- Job: Without including the pictures, copy out every line below.

Start

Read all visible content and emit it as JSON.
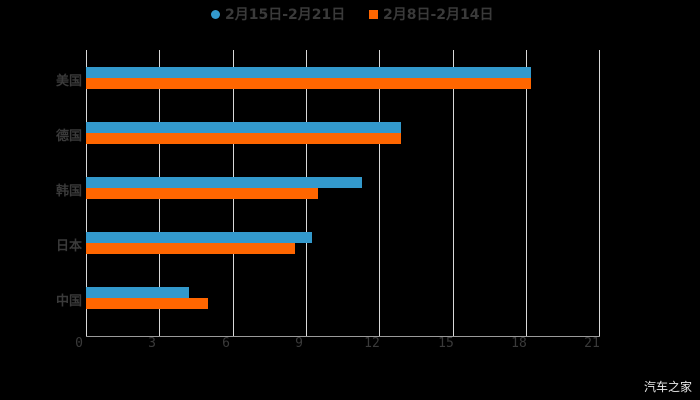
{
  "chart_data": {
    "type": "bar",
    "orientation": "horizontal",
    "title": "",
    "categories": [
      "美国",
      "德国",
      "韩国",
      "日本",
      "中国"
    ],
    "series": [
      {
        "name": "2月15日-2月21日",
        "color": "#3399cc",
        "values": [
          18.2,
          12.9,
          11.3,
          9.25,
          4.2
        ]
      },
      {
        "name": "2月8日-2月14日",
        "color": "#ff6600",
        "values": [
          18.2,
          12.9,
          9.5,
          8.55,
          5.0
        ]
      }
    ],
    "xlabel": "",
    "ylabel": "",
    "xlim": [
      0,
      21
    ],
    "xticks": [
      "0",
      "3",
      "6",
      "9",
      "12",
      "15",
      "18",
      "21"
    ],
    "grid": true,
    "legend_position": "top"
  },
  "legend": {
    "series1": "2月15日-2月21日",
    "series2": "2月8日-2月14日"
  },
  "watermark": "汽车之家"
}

End

- Task result:
Read all visible content and emit it as JSON.
{
  "chart_data": {
    "type": "bar",
    "orientation": "horizontal",
    "title": "",
    "categories": [
      "美国",
      "德国",
      "韩国",
      "日本",
      "中国"
    ],
    "series": [
      {
        "name": "2月15日-2月21日",
        "color": "#3399cc",
        "values": [
          18.2,
          12.9,
          11.3,
          9.25,
          4.2
        ]
      },
      {
        "name": "2月8日-2月14日",
        "color": "#ff6600",
        "values": [
          18.2,
          12.9,
          9.5,
          8.55,
          5.0
        ]
      }
    ],
    "xlabel": "",
    "ylabel": "",
    "xlim": [
      0,
      21
    ],
    "xticks": [
      "0",
      "3",
      "6",
      "9",
      "12",
      "15",
      "18",
      "21"
    ],
    "grid": true,
    "legend_position": "top"
  },
  "legend": {
    "series1": "2月15日-2月21日",
    "series2": "2月8日-2月14日"
  },
  "watermark": "汽车之家"
}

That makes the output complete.